(Beginning of Records shown)
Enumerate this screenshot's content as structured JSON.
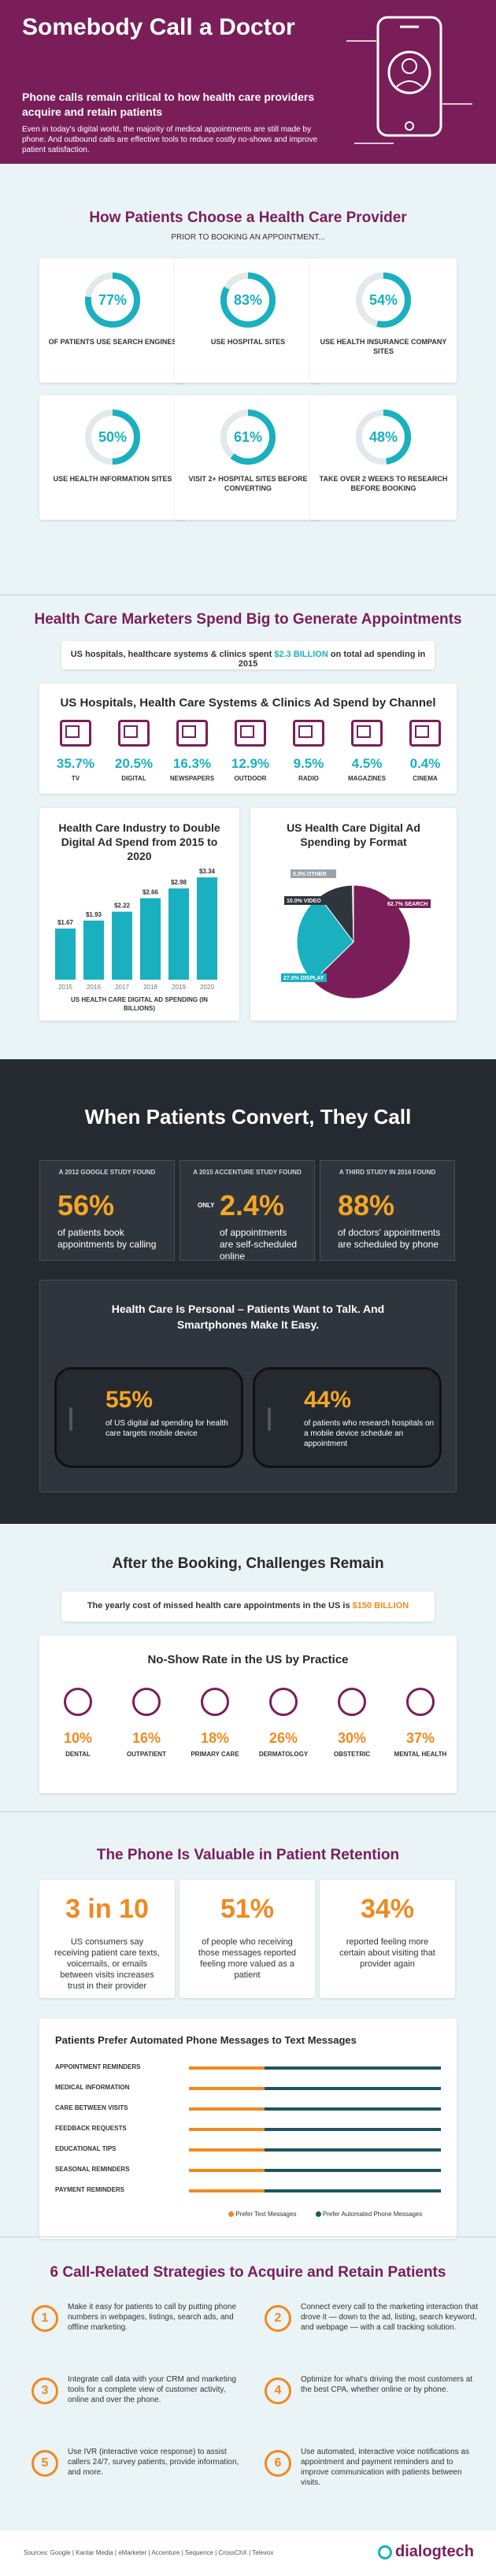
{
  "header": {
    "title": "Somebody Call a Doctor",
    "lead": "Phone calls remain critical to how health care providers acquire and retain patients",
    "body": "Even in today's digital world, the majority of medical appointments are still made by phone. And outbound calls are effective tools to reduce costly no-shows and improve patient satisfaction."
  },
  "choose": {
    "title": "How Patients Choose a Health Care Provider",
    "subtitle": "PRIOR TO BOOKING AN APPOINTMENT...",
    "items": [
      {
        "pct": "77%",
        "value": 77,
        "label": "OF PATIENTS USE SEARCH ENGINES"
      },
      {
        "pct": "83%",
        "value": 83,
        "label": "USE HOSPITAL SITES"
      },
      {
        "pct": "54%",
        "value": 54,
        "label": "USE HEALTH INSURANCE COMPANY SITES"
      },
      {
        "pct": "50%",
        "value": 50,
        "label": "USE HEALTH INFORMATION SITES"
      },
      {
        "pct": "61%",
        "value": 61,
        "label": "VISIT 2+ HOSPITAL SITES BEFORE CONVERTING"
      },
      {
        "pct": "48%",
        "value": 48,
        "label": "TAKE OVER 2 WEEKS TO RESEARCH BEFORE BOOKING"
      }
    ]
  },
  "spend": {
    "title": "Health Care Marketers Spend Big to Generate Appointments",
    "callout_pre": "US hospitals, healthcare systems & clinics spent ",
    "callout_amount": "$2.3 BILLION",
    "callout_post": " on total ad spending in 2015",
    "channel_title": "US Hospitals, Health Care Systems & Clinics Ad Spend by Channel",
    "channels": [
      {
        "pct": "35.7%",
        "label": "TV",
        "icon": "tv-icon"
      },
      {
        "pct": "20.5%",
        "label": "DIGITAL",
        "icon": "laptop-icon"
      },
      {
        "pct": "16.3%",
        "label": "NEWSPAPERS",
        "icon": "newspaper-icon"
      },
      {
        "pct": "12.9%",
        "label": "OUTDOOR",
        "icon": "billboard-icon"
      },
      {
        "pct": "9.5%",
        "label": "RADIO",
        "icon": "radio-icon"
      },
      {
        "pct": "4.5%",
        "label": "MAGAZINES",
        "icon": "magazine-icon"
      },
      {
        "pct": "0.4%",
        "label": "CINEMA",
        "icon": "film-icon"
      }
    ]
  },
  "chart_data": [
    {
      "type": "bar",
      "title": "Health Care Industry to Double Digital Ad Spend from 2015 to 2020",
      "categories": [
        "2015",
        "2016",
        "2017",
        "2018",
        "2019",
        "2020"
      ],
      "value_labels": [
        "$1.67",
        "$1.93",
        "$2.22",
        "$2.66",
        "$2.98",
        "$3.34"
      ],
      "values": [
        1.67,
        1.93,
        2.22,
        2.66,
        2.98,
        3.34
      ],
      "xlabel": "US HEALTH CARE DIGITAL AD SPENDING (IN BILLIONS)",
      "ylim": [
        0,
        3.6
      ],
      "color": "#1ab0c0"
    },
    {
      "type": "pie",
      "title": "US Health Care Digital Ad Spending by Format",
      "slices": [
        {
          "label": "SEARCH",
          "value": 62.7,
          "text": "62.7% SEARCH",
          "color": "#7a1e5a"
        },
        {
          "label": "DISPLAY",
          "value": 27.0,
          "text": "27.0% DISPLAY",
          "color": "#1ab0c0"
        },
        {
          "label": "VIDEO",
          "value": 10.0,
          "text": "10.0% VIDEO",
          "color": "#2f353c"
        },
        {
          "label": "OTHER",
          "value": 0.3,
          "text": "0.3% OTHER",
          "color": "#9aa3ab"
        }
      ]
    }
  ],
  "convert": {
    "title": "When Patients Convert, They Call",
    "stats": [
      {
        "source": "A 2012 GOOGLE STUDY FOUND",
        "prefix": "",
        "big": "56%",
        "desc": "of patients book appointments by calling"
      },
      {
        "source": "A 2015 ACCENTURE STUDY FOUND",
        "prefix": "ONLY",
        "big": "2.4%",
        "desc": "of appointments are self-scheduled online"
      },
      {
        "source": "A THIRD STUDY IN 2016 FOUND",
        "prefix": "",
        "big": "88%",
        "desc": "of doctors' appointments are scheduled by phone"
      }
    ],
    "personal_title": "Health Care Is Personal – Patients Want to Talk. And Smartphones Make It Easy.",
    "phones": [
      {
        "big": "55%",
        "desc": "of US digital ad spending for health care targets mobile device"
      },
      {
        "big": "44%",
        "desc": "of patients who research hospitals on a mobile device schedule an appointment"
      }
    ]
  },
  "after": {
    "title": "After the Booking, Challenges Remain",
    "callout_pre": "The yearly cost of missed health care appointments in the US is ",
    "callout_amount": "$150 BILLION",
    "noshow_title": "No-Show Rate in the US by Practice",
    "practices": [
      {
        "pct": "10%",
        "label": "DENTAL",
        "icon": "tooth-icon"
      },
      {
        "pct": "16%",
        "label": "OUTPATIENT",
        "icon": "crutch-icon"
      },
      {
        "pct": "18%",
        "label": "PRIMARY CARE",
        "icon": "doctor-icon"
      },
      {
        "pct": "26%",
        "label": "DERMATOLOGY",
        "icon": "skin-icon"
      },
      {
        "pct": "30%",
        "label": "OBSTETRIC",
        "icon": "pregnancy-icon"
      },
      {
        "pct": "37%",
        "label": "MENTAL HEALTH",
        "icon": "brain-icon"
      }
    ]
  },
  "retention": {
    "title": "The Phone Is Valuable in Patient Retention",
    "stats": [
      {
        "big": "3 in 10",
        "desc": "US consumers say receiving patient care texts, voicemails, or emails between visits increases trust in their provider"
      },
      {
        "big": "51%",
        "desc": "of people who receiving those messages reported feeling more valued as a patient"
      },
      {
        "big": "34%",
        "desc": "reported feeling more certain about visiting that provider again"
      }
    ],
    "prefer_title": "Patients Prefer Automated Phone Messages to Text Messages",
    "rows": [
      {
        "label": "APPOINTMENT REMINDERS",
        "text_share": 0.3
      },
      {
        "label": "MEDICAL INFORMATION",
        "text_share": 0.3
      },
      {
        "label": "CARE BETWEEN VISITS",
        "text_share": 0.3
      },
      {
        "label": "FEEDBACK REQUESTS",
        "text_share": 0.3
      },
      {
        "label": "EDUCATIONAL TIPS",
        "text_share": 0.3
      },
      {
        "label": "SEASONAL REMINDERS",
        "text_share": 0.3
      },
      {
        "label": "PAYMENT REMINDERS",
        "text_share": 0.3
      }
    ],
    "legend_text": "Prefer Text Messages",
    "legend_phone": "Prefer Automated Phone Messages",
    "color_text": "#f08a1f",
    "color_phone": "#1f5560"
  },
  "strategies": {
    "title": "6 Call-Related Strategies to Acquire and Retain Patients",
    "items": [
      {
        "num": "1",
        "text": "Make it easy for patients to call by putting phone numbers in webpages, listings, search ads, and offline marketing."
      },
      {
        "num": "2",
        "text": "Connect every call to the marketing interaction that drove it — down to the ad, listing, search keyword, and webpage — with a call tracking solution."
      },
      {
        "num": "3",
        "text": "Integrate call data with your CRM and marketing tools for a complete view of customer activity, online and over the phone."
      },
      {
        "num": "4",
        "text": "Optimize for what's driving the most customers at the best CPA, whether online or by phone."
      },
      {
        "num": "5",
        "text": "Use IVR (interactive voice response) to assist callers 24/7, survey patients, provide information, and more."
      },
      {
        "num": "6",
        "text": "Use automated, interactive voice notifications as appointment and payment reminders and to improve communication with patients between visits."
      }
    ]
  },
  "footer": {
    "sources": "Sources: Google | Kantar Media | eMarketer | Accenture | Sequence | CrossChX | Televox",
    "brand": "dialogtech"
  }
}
(End of Records shown)
** Problem to work on **
Would you write out each record above exactly, with no images?

** Your solution **
Enumerate this screenshot's content as structured JSON.
{
  "header": {
    "title": "Somebody Call a Doctor",
    "lead": "Phone calls remain critical to how health care providers acquire and retain patients",
    "body": "Even in today's digital world, the majority of medical appointments are still made by phone. And outbound calls are effective tools to reduce costly no-shows and improve patient satisfaction."
  },
  "choose": {
    "title": "How Patients Choose a Health Care Provider",
    "subtitle": "PRIOR TO BOOKING AN APPOINTMENT...",
    "items": [
      {
        "pct": "77%",
        "value": 77,
        "label": "OF PATIENTS USE SEARCH ENGINES"
      },
      {
        "pct": "83%",
        "value": 83,
        "label": "USE HOSPITAL SITES"
      },
      {
        "pct": "54%",
        "value": 54,
        "label": "USE HEALTH INSURANCE COMPANY SITES"
      },
      {
        "pct": "50%",
        "value": 50,
        "label": "USE HEALTH INFORMATION SITES"
      },
      {
        "pct": "61%",
        "value": 61,
        "label": "VISIT 2+ HOSPITAL SITES BEFORE CONVERTING"
      },
      {
        "pct": "48%",
        "value": 48,
        "label": "TAKE OVER 2 WEEKS TO RESEARCH BEFORE BOOKING"
      }
    ]
  },
  "spend": {
    "title": "Health Care Marketers Spend Big to Generate Appointments",
    "callout_pre": "US hospitals, healthcare systems & clinics spent ",
    "callout_amount": "$2.3 BILLION",
    "callout_post": " on total ad spending in 2015",
    "channel_title": "US Hospitals, Health Care Systems & Clinics Ad Spend by Channel",
    "channels": [
      {
        "pct": "35.7%",
        "label": "TV",
        "icon": "tv-icon"
      },
      {
        "pct": "20.5%",
        "label": "DIGITAL",
        "icon": "laptop-icon"
      },
      {
        "pct": "16.3%",
        "label": "NEWSPAPERS",
        "icon": "newspaper-icon"
      },
      {
        "pct": "12.9%",
        "label": "OUTDOOR",
        "icon": "billboard-icon"
      },
      {
        "pct": "9.5%",
        "label": "RADIO",
        "icon": "radio-icon"
      },
      {
        "pct": "4.5%",
        "label": "MAGAZINES",
        "icon": "magazine-icon"
      },
      {
        "pct": "0.4%",
        "label": "CINEMA",
        "icon": "film-icon"
      }
    ]
  },
  "chart_data": [
    {
      "type": "bar",
      "title": "Health Care Industry to Double Digital Ad Spend from 2015 to 2020",
      "categories": [
        "2015",
        "2016",
        "2017",
        "2018",
        "2019",
        "2020"
      ],
      "value_labels": [
        "$1.67",
        "$1.93",
        "$2.22",
        "$2.66",
        "$2.98",
        "$3.34"
      ],
      "values": [
        1.67,
        1.93,
        2.22,
        2.66,
        2.98,
        3.34
      ],
      "xlabel": "US HEALTH CARE DIGITAL AD SPENDING (IN BILLIONS)",
      "ylim": [
        0,
        3.6
      ],
      "color": "#1ab0c0"
    },
    {
      "type": "pie",
      "title": "US Health Care Digital Ad Spending by Format",
      "slices": [
        {
          "label": "SEARCH",
          "value": 62.7,
          "text": "62.7% SEARCH",
          "color": "#7a1e5a"
        },
        {
          "label": "DISPLAY",
          "value": 27.0,
          "text": "27.0% DISPLAY",
          "color": "#1ab0c0"
        },
        {
          "label": "VIDEO",
          "value": 10.0,
          "text": "10.0% VIDEO",
          "color": "#2f353c"
        },
        {
          "label": "OTHER",
          "value": 0.3,
          "text": "0.3% OTHER",
          "color": "#9aa3ab"
        }
      ]
    }
  ],
  "convert": {
    "title": "When Patients Convert, They Call",
    "stats": [
      {
        "source": "A 2012 GOOGLE STUDY FOUND",
        "prefix": "",
        "big": "56%",
        "desc": "of patients book appointments by calling"
      },
      {
        "source": "A 2015 ACCENTURE STUDY FOUND",
        "prefix": "ONLY",
        "big": "2.4%",
        "desc": "of appointments are self-scheduled online"
      },
      {
        "source": "A THIRD STUDY IN 2016 FOUND",
        "prefix": "",
        "big": "88%",
        "desc": "of doctors' appointments are scheduled by phone"
      }
    ],
    "personal_title": "Health Care Is Personal – Patients Want to Talk. And Smartphones Make It Easy.",
    "phones": [
      {
        "big": "55%",
        "desc": "of US digital ad spending for health care targets mobile device"
      },
      {
        "big": "44%",
        "desc": "of patients who research hospitals on a mobile device schedule an appointment"
      }
    ]
  },
  "after": {
    "title": "After the Booking, Challenges Remain",
    "callout_pre": "The yearly cost of missed health care appointments in the US is ",
    "callout_amount": "$150 BILLION",
    "noshow_title": "No-Show Rate in the US by Practice",
    "practices": [
      {
        "pct": "10%",
        "label": "DENTAL",
        "icon": "tooth-icon"
      },
      {
        "pct": "16%",
        "label": "OUTPATIENT",
        "icon": "crutch-icon"
      },
      {
        "pct": "18%",
        "label": "PRIMARY CARE",
        "icon": "doctor-icon"
      },
      {
        "pct": "26%",
        "label": "DERMATOLOGY",
        "icon": "skin-icon"
      },
      {
        "pct": "30%",
        "label": "OBSTETRIC",
        "icon": "pregnancy-icon"
      },
      {
        "pct": "37%",
        "label": "MENTAL HEALTH",
        "icon": "brain-icon"
      }
    ]
  },
  "retention": {
    "title": "The Phone Is Valuable in Patient Retention",
    "stats": [
      {
        "big": "3 in 10",
        "desc": "US consumers say receiving patient care texts, voicemails, or emails between visits increases trust in their provider"
      },
      {
        "big": "51%",
        "desc": "of people who receiving those messages reported feeling more valued as a patient"
      },
      {
        "big": "34%",
        "desc": "reported feeling more certain about visiting that provider again"
      }
    ],
    "prefer_title": "Patients Prefer Automated Phone Messages to Text Messages",
    "rows": [
      {
        "label": "APPOINTMENT REMINDERS",
        "text_share": 0.3
      },
      {
        "label": "MEDICAL INFORMATION",
        "text_share": 0.3
      },
      {
        "label": "CARE BETWEEN VISITS",
        "text_share": 0.3
      },
      {
        "label": "FEEDBACK REQUESTS",
        "text_share": 0.3
      },
      {
        "label": "EDUCATIONAL TIPS",
        "text_share": 0.3
      },
      {
        "label": "SEASONAL REMINDERS",
        "text_share": 0.3
      },
      {
        "label": "PAYMENT REMINDERS",
        "text_share": 0.3
      }
    ],
    "legend_text": "Prefer Text Messages",
    "legend_phone": "Prefer Automated Phone Messages",
    "color_text": "#f08a1f",
    "color_phone": "#1f5560"
  },
  "strategies": {
    "title": "6 Call-Related Strategies to Acquire and Retain Patients",
    "items": [
      {
        "num": "1",
        "text": "Make it easy for patients to call by putting phone numbers in webpages, listings, search ads, and offline marketing."
      },
      {
        "num": "2",
        "text": "Connect every call to the marketing interaction that drove it — down to the ad, listing, search keyword, and webpage — with a call tracking solution."
      },
      {
        "num": "3",
        "text": "Integrate call data with your CRM and marketing tools for a complete view of customer activity, online and over the phone."
      },
      {
        "num": "4",
        "text": "Optimize for what's driving the most customers at the best CPA, whether online or by phone."
      },
      {
        "num": "5",
        "text": "Use IVR (interactive voice response) to assist callers 24/7, survey patients, provide information, and more."
      },
      {
        "num": "6",
        "text": "Use automated, interactive voice notifications as appointment and payment reminders and to improve communication with patients between visits."
      }
    ]
  },
  "footer": {
    "sources": "Sources: Google | Kantar Media | eMarketer | Accenture | Sequence | CrossChX | Televox",
    "brand": "dialogtech"
  }
}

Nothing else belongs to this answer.